**INSTRUCTION 1**
Gather every line of the entries that contains the string "right", matching case exactly.

* begin QUOTED TEXT *

Seeing the nature of computer-related inventions, it becomes dubious to understand some of the “well-recognized” meaning, due to the non-availability of any established dictionary in the field. Due to such ambiguity, the current guidelines remove the above-mentioned paragraph. (G-II 3.3)

The guidelines also tried to provide a better explanation of the functional and cognitive data along with the clear statement that “A data structure or format contributes to the technical character of the invention if it produces a technical effect.”  The guidelines while specifying the technical contribution specify that “a data structure or a data format may have features which may not be characterized as cognitive data (i.e. not for conveying information to a user) but which nevertheless do not make a technical contribution. For example, the structure of a computer program may merely aim at facilitating the task of the programmer, which is not a technical effect serving a technical function.” (G-II 3.6.3)

These entail in themselves two expressions that are “production of a technical effect” and “existence of a technical effect” that is used in the guidelines together but it seems that both have different meanings where the existence of technical contribution makes it more generic.

* end QUOTED TEXT *

**INSTRUCTION 2**
Reproduce the passage on computer-related inventions word for word, everything from "These entail in" down to "it more generic.".

* begin TASK INPUT *

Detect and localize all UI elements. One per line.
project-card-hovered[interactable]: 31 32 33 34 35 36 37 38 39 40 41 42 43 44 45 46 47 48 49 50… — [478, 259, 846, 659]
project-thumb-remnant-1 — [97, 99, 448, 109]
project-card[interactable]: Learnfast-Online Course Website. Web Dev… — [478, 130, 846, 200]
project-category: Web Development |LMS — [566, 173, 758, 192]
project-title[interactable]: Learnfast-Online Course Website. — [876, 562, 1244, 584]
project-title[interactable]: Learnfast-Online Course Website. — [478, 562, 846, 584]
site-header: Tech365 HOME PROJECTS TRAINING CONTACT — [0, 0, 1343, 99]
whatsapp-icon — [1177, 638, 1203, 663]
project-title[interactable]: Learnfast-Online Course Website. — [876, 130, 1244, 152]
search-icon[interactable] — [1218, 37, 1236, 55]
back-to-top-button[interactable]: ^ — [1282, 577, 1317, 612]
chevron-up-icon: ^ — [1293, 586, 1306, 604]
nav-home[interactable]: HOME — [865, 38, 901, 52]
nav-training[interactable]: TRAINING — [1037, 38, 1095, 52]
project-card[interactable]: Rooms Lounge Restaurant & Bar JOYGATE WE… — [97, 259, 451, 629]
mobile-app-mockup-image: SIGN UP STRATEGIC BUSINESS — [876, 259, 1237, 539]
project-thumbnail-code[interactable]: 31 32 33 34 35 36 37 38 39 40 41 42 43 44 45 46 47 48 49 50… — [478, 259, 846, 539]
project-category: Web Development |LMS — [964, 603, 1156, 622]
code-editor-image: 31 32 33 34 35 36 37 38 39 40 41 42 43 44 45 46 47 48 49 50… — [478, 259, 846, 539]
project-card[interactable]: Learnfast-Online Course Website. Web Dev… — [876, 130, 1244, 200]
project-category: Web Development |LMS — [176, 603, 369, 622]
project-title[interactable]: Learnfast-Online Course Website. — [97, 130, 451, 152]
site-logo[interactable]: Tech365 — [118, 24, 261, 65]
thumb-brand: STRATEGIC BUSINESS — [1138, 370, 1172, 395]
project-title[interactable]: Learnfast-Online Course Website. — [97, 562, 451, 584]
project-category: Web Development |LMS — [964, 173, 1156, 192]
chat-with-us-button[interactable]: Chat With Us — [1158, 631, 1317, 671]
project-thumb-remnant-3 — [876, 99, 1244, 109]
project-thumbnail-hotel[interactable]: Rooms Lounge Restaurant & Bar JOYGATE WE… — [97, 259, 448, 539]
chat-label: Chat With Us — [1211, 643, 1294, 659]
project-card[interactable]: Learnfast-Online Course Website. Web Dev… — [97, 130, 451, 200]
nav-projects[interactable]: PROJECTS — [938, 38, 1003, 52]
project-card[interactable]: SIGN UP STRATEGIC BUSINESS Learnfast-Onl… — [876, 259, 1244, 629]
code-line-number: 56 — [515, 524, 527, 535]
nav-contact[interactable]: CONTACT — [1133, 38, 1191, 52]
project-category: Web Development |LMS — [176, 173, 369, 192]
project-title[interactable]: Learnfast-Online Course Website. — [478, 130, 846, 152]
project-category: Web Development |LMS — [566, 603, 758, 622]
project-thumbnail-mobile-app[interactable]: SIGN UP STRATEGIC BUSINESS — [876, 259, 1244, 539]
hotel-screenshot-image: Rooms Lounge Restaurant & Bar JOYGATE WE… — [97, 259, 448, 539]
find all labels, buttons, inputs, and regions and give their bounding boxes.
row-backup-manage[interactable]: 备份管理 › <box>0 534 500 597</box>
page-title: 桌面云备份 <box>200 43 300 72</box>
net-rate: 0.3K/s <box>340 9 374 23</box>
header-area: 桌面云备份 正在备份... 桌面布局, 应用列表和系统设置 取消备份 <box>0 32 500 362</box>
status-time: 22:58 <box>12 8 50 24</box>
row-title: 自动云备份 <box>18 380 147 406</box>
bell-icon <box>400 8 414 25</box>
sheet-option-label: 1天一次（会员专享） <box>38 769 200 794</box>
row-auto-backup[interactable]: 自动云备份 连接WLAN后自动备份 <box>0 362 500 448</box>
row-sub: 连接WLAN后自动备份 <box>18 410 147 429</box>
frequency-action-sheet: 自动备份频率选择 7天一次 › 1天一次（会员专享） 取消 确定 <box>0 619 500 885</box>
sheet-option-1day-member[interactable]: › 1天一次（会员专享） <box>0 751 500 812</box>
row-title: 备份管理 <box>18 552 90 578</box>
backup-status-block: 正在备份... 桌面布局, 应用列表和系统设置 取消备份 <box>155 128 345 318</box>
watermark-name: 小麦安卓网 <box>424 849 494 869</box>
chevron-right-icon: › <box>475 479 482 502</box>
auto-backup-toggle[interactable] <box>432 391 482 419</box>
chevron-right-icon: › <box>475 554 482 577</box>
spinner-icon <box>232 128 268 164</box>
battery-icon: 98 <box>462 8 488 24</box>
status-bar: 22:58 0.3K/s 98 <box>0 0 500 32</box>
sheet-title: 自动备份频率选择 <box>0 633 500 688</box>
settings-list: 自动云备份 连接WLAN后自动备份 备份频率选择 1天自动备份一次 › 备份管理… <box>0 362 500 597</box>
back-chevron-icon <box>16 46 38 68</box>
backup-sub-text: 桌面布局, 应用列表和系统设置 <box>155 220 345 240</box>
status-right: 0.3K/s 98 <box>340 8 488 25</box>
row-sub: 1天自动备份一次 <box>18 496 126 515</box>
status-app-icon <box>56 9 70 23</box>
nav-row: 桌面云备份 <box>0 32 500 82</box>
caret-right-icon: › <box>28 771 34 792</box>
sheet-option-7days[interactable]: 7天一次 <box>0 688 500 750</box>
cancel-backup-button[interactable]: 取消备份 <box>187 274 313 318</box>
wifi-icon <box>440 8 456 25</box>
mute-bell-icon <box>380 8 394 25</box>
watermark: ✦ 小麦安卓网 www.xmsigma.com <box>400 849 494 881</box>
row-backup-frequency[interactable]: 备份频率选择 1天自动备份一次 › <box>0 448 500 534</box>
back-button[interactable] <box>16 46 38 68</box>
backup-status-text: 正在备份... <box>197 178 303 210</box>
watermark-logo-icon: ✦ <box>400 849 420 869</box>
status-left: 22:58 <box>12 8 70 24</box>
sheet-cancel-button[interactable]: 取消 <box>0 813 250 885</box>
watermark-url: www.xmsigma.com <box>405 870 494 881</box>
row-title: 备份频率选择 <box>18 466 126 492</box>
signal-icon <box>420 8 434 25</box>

* end TASK INPUT *

**FINISHED ANSWER 1**
chevron-right-icon: › <box>475 479 482 502</box>
chevron-right-icon: › <box>475 554 482 577</box>
status-right: 0.3K/s 98 <box>340 8 488 25</box>
caret-right-icon: › <box>28 771 34 792</box>

**FINISHED ANSWER 2**
These entail in themselves two expressions that are “production of a technical effect” and “existence of a technical effect” that is used in the guidelines together but it seems that both have different meanings where the existence of technical contribution makes it more generic.